### Objective:
The listing below is the input. Say how many of its lines contain "Design", giving the number alone.

-- begin Entries supplied --

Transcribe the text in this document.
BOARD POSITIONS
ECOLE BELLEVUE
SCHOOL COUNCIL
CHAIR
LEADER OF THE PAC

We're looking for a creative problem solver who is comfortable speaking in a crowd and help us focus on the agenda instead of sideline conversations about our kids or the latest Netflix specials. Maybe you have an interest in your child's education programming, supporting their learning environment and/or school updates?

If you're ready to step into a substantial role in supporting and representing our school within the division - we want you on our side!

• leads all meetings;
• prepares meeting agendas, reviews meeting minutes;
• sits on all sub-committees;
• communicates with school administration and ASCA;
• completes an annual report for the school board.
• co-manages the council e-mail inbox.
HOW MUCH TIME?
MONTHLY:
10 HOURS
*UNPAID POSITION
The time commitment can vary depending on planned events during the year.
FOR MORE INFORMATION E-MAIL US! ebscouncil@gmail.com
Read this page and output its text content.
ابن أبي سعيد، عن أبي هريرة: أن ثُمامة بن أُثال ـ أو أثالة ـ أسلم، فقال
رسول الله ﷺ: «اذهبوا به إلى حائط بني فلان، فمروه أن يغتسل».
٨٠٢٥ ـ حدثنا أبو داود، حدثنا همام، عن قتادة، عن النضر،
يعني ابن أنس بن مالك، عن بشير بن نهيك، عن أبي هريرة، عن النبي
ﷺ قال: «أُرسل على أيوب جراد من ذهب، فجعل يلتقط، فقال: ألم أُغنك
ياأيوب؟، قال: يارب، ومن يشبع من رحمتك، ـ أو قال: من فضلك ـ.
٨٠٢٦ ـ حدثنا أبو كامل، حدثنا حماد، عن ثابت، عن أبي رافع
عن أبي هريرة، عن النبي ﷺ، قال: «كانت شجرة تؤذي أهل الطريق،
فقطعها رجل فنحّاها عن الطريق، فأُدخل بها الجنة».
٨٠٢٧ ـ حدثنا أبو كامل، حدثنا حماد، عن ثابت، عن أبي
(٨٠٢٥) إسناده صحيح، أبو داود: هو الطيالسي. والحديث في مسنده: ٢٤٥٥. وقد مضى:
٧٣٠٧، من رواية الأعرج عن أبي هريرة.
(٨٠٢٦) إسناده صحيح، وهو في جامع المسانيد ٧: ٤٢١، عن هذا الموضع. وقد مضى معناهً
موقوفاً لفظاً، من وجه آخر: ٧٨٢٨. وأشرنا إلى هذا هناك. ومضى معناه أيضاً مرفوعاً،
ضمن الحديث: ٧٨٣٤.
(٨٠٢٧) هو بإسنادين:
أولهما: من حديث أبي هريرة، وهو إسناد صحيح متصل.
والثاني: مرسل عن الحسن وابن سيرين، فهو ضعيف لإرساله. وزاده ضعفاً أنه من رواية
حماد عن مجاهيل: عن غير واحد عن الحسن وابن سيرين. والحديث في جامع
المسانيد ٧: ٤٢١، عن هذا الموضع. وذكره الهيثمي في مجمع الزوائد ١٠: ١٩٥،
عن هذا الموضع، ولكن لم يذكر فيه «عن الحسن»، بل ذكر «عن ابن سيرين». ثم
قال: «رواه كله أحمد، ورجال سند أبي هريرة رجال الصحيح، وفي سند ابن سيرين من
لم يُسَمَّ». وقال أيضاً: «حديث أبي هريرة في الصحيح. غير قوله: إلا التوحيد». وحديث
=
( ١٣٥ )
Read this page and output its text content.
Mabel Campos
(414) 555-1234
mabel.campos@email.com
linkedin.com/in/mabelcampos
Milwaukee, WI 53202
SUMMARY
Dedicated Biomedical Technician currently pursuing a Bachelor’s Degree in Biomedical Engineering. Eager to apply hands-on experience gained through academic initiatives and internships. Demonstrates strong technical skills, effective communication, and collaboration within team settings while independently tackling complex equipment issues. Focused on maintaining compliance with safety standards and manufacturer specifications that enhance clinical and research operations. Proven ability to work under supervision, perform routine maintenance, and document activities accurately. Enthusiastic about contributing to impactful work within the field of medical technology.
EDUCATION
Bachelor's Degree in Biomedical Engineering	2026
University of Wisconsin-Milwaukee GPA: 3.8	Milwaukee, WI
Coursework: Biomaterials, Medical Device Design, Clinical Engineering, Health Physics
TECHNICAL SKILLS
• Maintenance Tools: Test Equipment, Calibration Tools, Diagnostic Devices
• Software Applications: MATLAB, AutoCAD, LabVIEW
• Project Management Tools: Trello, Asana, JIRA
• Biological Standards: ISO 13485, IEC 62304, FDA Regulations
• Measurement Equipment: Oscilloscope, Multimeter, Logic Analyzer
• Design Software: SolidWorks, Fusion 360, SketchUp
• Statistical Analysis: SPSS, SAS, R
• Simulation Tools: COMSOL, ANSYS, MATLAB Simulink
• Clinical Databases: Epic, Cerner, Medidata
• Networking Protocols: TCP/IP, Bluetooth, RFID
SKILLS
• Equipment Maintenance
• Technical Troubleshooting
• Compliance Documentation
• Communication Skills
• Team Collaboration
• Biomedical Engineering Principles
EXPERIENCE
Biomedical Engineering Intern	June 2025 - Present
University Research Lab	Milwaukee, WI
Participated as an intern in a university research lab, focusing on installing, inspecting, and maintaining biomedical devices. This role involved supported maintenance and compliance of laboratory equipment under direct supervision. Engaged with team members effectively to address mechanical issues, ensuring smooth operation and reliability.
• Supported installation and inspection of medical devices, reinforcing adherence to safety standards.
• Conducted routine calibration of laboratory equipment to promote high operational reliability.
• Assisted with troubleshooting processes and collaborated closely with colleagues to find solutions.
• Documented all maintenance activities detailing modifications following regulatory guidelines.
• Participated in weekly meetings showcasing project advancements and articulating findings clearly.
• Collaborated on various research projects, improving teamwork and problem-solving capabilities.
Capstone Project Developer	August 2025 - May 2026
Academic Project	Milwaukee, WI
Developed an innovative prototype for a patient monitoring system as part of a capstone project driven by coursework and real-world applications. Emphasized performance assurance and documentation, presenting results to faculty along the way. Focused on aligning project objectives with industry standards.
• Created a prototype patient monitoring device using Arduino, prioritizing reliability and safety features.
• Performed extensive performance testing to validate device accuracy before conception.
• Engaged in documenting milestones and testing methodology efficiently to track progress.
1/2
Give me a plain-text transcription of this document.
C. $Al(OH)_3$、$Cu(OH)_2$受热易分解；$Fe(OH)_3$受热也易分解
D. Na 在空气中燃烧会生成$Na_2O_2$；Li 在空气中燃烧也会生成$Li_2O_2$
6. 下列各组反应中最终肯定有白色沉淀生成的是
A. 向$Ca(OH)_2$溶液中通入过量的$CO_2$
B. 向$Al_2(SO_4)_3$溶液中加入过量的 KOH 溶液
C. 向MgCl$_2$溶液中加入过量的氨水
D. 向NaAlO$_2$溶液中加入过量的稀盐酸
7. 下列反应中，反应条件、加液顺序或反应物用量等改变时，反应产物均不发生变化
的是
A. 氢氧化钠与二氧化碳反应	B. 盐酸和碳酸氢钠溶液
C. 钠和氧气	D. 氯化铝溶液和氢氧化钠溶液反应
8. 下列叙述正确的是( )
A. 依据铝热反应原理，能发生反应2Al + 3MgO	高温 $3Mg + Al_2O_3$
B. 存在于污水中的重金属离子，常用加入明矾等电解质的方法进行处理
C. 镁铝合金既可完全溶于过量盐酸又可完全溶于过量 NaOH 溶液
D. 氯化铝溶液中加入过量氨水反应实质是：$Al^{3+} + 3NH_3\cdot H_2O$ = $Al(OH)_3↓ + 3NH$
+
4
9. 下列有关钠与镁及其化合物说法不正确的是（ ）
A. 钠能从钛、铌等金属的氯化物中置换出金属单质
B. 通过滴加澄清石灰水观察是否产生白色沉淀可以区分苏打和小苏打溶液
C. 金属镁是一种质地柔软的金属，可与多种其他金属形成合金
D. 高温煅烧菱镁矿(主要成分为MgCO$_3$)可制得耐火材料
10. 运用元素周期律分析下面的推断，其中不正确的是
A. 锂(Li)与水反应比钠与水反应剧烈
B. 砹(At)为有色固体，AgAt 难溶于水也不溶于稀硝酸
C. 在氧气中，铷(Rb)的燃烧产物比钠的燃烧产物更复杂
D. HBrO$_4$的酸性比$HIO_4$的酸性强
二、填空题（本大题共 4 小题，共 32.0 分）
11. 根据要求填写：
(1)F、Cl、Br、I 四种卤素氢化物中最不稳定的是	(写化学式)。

-- end Entries supplied --

### Exercise output:
2